Studio album by Robin Williams
- Released: August 9, 1986
- Genre: Stand-up comedy
- Length: 53:13 (audio album) 65 min (TV movie)
- Labels: Columbia, Legacy
- Producers: David Steinberg, Brooks Arthur

Robin Williams chronology
| Throbbing Python of Love (1983) | A Night at the Met (1986) | Pecos Bill (1988) |

= A Night at the Met =

A Night at the Met is the third official album by Robin Williams, released August 9, 1986. It features segments recorded live at the Metropolitan Opera House in New York City. The album won the 1988 Grammy Award for Best Comedy Performance Single or Album, Spoken or Musical.

● **Dataset excerpt**

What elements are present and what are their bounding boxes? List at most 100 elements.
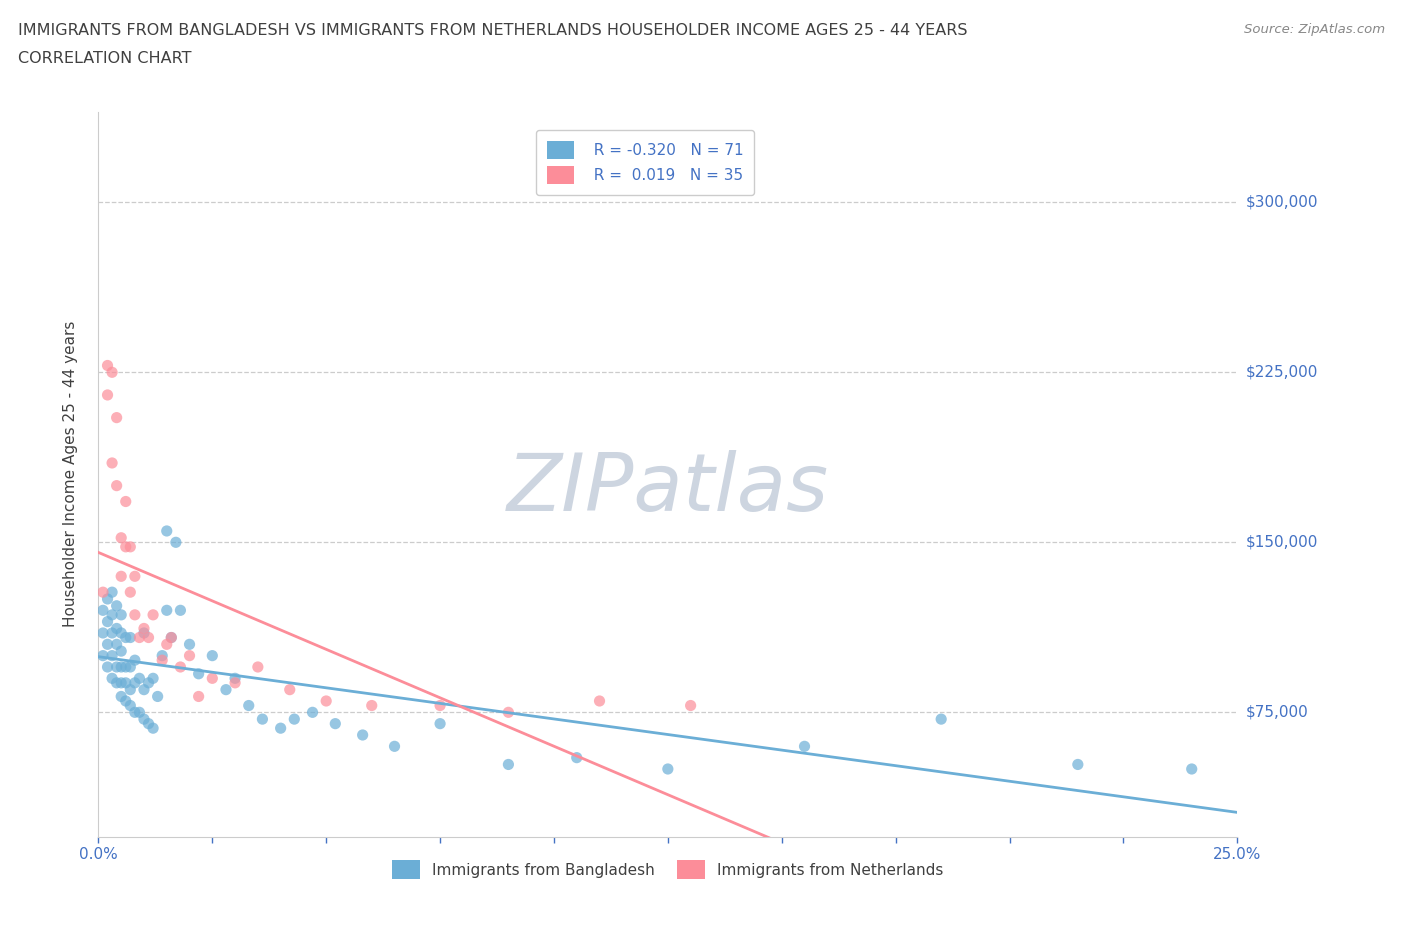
Point — [114, 675, 136, 690]
Point — [91, 648, 114, 663]
Point — [110, 644, 132, 658]
Point — [101, 585, 124, 600]
Point — [270, 721, 292, 736]
Point — [252, 711, 274, 726]
Point — [120, 585, 142, 600]
Point — [120, 698, 142, 713]
Point — [114, 694, 136, 709]
Text: $75,000: $75,000 — [1246, 705, 1309, 720]
Point — [128, 671, 150, 685]
Point — [105, 598, 128, 613]
Text: CORRELATION CHART: CORRELATION CHART — [18, 51, 191, 66]
Point — [201, 648, 224, 663]
Point — [283, 711, 305, 726]
Point — [142, 671, 165, 685]
Point — [120, 539, 142, 554]
Point — [793, 738, 815, 753]
Point — [114, 539, 136, 554]
Point — [679, 698, 702, 713]
Point — [124, 569, 146, 584]
Point — [187, 667, 209, 682]
Point — [105, 659, 128, 674]
Text: IMMIGRANTS FROM BANGLADESH VS IMMIGRANTS FROM NETHERLANDS HOUSEHOLDER INCOME AGE: IMMIGRANTS FROM BANGLADESH VS IMMIGRANTS… — [18, 23, 967, 38]
Point — [498, 705, 520, 720]
Text: $300,000: $300,000 — [1246, 194, 1317, 210]
Point — [165, 535, 187, 550]
Legend: Immigrants from Bangladesh, Immigrants from Netherlands: Immigrants from Bangladesh, Immigrants f… — [380, 848, 956, 891]
Point — [315, 694, 337, 709]
Point — [360, 698, 382, 713]
Point — [150, 653, 173, 668]
Point — [110, 569, 132, 584]
Point — [278, 683, 301, 698]
Point — [132, 683, 155, 698]
Point — [132, 626, 155, 641]
Point — [114, 631, 136, 645]
Point — [105, 410, 128, 425]
Text: ZIPatlas: ZIPatlas — [506, 450, 830, 528]
Point — [124, 675, 146, 690]
Point — [146, 689, 169, 704]
Point — [91, 626, 114, 641]
Point — [150, 648, 173, 663]
Point — [179, 648, 201, 663]
Point — [156, 524, 179, 538]
Point — [110, 626, 132, 641]
Point — [101, 671, 124, 685]
Point — [110, 689, 132, 704]
Point — [101, 365, 124, 379]
Point — [96, 637, 118, 652]
Point — [101, 648, 124, 663]
Point — [91, 585, 114, 600]
Point — [142, 607, 165, 622]
Point — [124, 705, 146, 720]
Point — [110, 675, 132, 690]
Point — [120, 683, 142, 698]
Point — [114, 494, 136, 509]
Point — [110, 530, 132, 545]
Point — [105, 637, 128, 652]
Point — [138, 675, 160, 690]
Y-axis label: Householder Income Ages 25 - 44 years: Householder Income Ages 25 - 44 years — [63, 321, 77, 628]
Point — [101, 607, 124, 622]
Point — [1181, 762, 1204, 777]
Point — [246, 659, 269, 674]
Point — [124, 607, 146, 622]
Point — [498, 757, 520, 772]
Point — [96, 388, 118, 403]
Point — [96, 614, 118, 629]
Point — [101, 626, 124, 641]
Point — [169, 659, 191, 674]
Point — [323, 716, 346, 731]
Point — [215, 683, 238, 698]
Point — [91, 603, 114, 618]
Point — [120, 631, 142, 645]
Point — [238, 698, 260, 713]
Point — [179, 637, 201, 652]
Point — [132, 621, 155, 636]
Point — [128, 705, 150, 720]
Point — [156, 603, 179, 618]
Point — [96, 358, 118, 373]
Point — [657, 762, 679, 777]
Point — [429, 698, 451, 713]
Point — [142, 721, 165, 736]
Point — [169, 603, 191, 618]
Point — [132, 711, 155, 726]
Point — [105, 675, 128, 690]
Point — [128, 631, 150, 645]
Point — [1067, 757, 1090, 772]
Point — [96, 591, 118, 606]
Point — [429, 716, 451, 731]
Point — [187, 689, 209, 704]
Point — [156, 637, 179, 652]
Point — [301, 705, 323, 720]
Point — [352, 727, 374, 742]
Point — [124, 653, 146, 668]
Point — [114, 659, 136, 674]
Text: Source: ZipAtlas.com: Source: ZipAtlas.com — [1244, 23, 1385, 36]
Text: $225,000: $225,000 — [1246, 365, 1317, 379]
Point — [138, 716, 160, 731]
Point — [384, 738, 406, 753]
Point — [929, 711, 952, 726]
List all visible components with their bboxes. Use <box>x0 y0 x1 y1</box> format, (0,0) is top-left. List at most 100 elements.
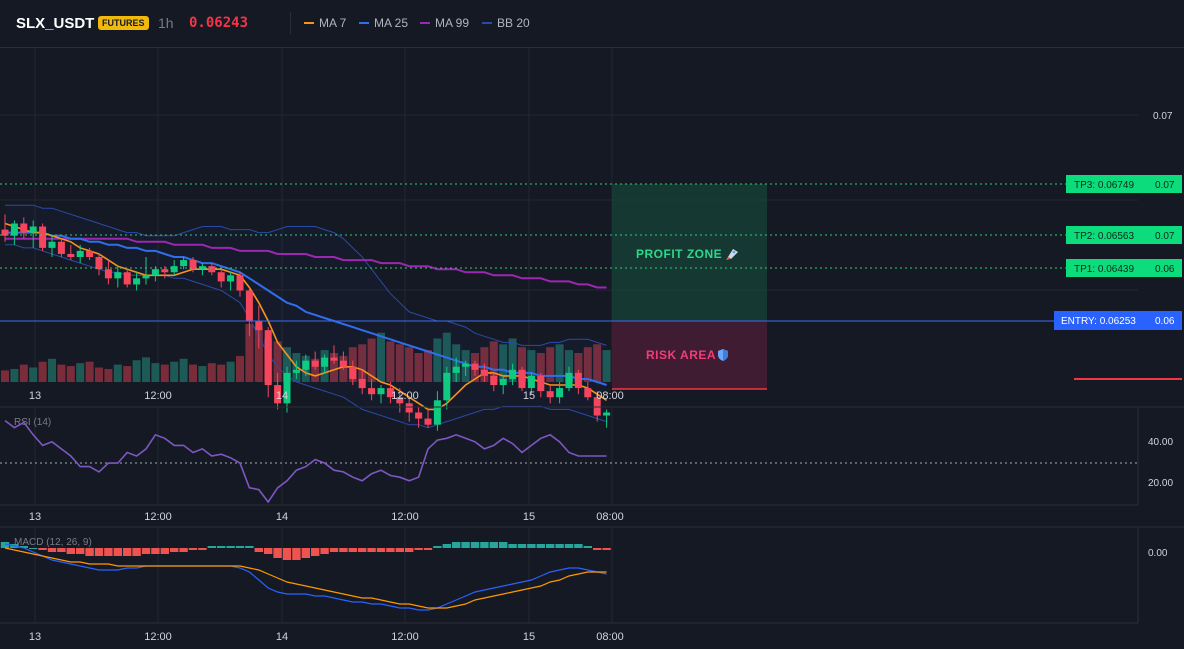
macd-histogram-bar <box>386 548 395 552</box>
legend-ma7[interactable]: MA 7 <box>304 16 346 30</box>
volume-bar <box>1 370 9 382</box>
volume-bar <box>254 326 263 382</box>
macd-histogram-bar <box>433 546 442 548</box>
candle-body <box>283 372 291 404</box>
volume-bar <box>198 366 207 382</box>
legend-ma25[interactable]: MA 25 <box>359 16 408 30</box>
candle-body <box>1 229 9 236</box>
volume-bar <box>104 368 113 382</box>
volume-bar <box>499 344 508 382</box>
entry-tag[interactable] <box>1054 311 1182 330</box>
tp2-tag[interactable] <box>1066 226 1182 244</box>
candle-body <box>161 269 169 273</box>
macd-histogram-bar <box>29 548 38 549</box>
macd-line <box>4 543 607 611</box>
macd-histogram-bar <box>301 548 310 558</box>
timeframe-selector[interactable]: 1h <box>158 15 174 31</box>
price-tick-007: 0.07 <box>1153 111 1173 122</box>
candle-body <box>415 412 423 419</box>
macd-histogram-bar <box>329 548 339 552</box>
ma99-line <box>5 237 607 289</box>
macd-histogram-bar <box>170 548 179 552</box>
macd-histogram-bar <box>264 548 273 554</box>
entry-tag-axis: 0.06 <box>1155 316 1175 327</box>
macd-histogram-bar <box>367 548 376 552</box>
time-label: 12:00 <box>391 390 419 402</box>
candle-body <box>264 330 272 386</box>
rsi-tick-40: 40.00 <box>1148 437 1173 448</box>
candle-body <box>593 397 601 416</box>
macd-histogram-bar <box>226 546 235 548</box>
macd-histogram-bar <box>0 542 10 548</box>
volume-bar <box>236 355 244 382</box>
candle-body <box>424 418 432 425</box>
candle-body <box>180 260 188 267</box>
candle-body <box>603 412 611 416</box>
volume-bar <box>151 363 160 382</box>
macd-histogram-bar <box>57 548 66 552</box>
time-label: 15 <box>523 390 535 402</box>
legend-ma99[interactable]: MA 99 <box>420 16 469 30</box>
candle-body <box>443 372 451 401</box>
grid-lines <box>0 48 1138 382</box>
volume-bar <box>10 368 19 382</box>
macd-histogram-bar <box>217 546 226 548</box>
signal-line <box>4 547 607 609</box>
candle-body <box>405 403 413 413</box>
volume-bar <box>489 341 498 382</box>
macd-histogram-bar <box>273 548 282 558</box>
volume-bar <box>574 353 583 382</box>
tp2-tag-label: TP2: 0.06563 <box>1074 231 1134 242</box>
macd-histogram-bar <box>198 548 207 550</box>
entry-tag-label: ENTRY: 0.06253 <box>1061 316 1136 327</box>
candle-body <box>198 266 206 270</box>
candle-body <box>452 366 460 373</box>
candle-body <box>546 391 554 398</box>
volume-bar <box>311 358 320 382</box>
volume-bar <box>602 350 611 382</box>
time-label: 15 <box>523 631 535 643</box>
volume-bar <box>48 358 56 382</box>
candle-body <box>556 388 564 398</box>
volume-bar <box>85 361 94 382</box>
macd-histogram-bar <box>536 544 545 548</box>
candle-body <box>386 388 394 398</box>
volume-bar <box>245 324 254 382</box>
candle-body <box>490 375 498 386</box>
macd-histogram-bar <box>602 548 611 550</box>
tp1-tag[interactable] <box>1066 259 1182 277</box>
macd-histogram-bar <box>188 548 198 550</box>
macd-histogram-bar <box>151 548 160 554</box>
candle-body <box>339 360 347 367</box>
time-label: 15 <box>523 511 535 523</box>
candle-body <box>133 278 141 285</box>
symbol-name[interactable]: SLX_USDT <box>16 15 95 32</box>
volume-bar <box>536 353 545 382</box>
candle-body <box>396 397 404 404</box>
macd-histogram-bar <box>123 548 132 556</box>
macd-histogram-bar <box>508 544 517 548</box>
tp1-tag-label: TP1: 0.06439 <box>1074 264 1134 275</box>
futures-badge: FUTURES <box>98 16 149 30</box>
chart-header: SLX_USDT FUTURES 1h 0.06243 MA 7 MA 25 M… <box>0 0 1184 48</box>
volume-bar <box>29 367 38 382</box>
tp1-tag-axis: 0.06 <box>1155 264 1175 275</box>
candle-body <box>142 275 150 279</box>
candle-body <box>208 266 216 273</box>
legend-bb20[interactable]: BB 20 <box>482 16 530 30</box>
volume-bar <box>283 347 291 382</box>
candle-body <box>123 272 131 285</box>
candle-body <box>509 369 517 379</box>
tp3-tag[interactable] <box>1066 175 1182 193</box>
candle-body <box>189 260 197 270</box>
volume-bar <box>226 361 235 382</box>
macd-histogram-bar <box>555 544 564 548</box>
volume-bar <box>38 361 47 382</box>
macd-histogram-bar <box>292 548 301 560</box>
macd-histogram-bar <box>499 542 508 548</box>
candle-body <box>48 241 56 248</box>
candle-body <box>311 360 319 367</box>
time-label: 13 <box>29 631 41 643</box>
risk-area-label: RISK AREA <box>646 348 716 362</box>
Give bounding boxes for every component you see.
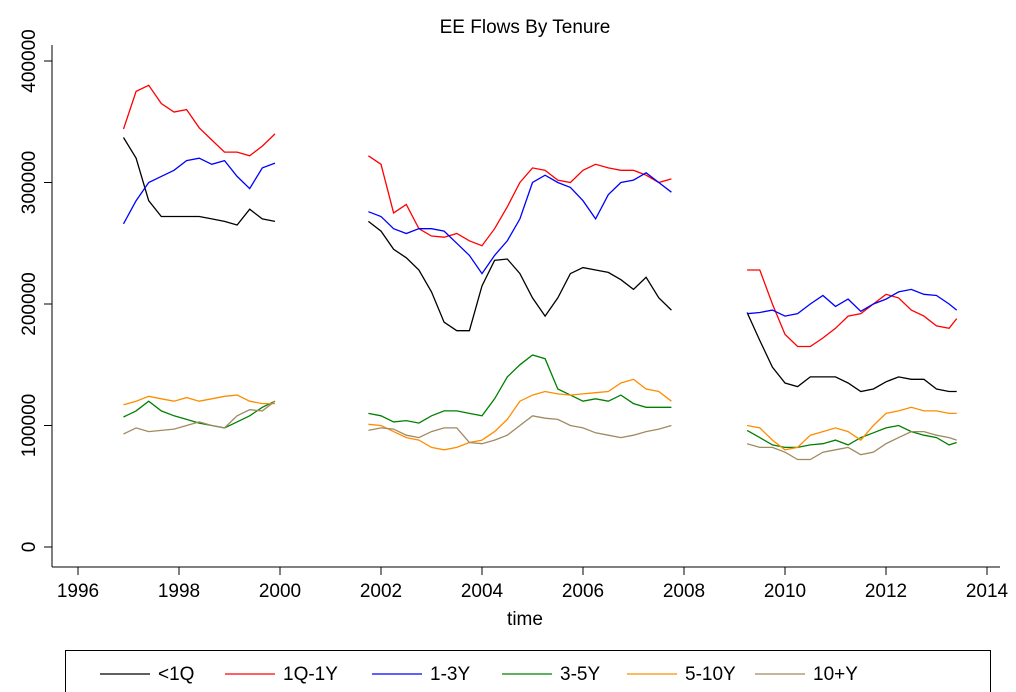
x-tick-label: 2006 [562,581,604,602]
x-tick-label: 2014 [966,581,1009,602]
y-tick-label: 300000 [19,151,40,214]
legend-label: <1Q [158,664,194,685]
series-line [122,157,958,317]
legend-label: 5-10Y [685,664,736,685]
y-tick-label: 100000 [19,394,40,457]
x-tick-label: 2012 [865,581,907,602]
legend-label: 3-5Y [560,664,600,685]
series-line [123,400,957,461]
chart-title: EE Flows By Tenure [440,17,611,38]
series-line [123,378,957,451]
x-tick-label: 1996 [57,581,99,602]
x-tick-label: 2004 [461,581,504,602]
x-tick-label: 2000 [259,581,301,602]
series-line [122,84,958,348]
y-tick-label: 200000 [19,272,40,335]
x-tick-label: 2010 [764,581,806,602]
x-axis-label: time [507,609,543,630]
legend-label: 1-3Y [430,664,470,685]
legend-box [65,650,991,692]
legend-label: 10+Y [813,664,858,685]
series-line [122,137,957,393]
series-line [123,354,957,449]
y-tick-label: 0 [19,542,40,553]
x-tick-label: 1998 [158,581,200,602]
x-tick-label: 2002 [360,581,402,602]
x-tick-label: 2008 [663,581,705,602]
y-tick-label: 400000 [19,29,40,92]
legend-label: 1Q-1Y [283,664,338,685]
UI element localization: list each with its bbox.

● **GIVEN EXERCISE**
Carry the text about Robin Williams's album A Night at the Met further, starting after its final sentence. This material is separate from the text about A Night at the Met.

● **RESULT FOR THIS TASK**
The album was released the year before Williams's critically acclaimed performance in the motion picture, Good Morning, Vietnam. He had been shifting his focus from stand-up comedy to filmmaking for several years, and A Night at the Met would be one of his last major concerts during the 1980s. The show is a mix of Williams's quick-witted humor and voice work, with rants on the topics of drugs, sex, world affairs and parenting. References to the events and people of the 1980s are heavily mentioned throughout: U.S. President, Ronald Reagan, Libyan leader, Muammar Gaddafi, and General Secretary of the Communist Party of the Soviet Union, Mikhail Gorbachev, are central to many of the jokes.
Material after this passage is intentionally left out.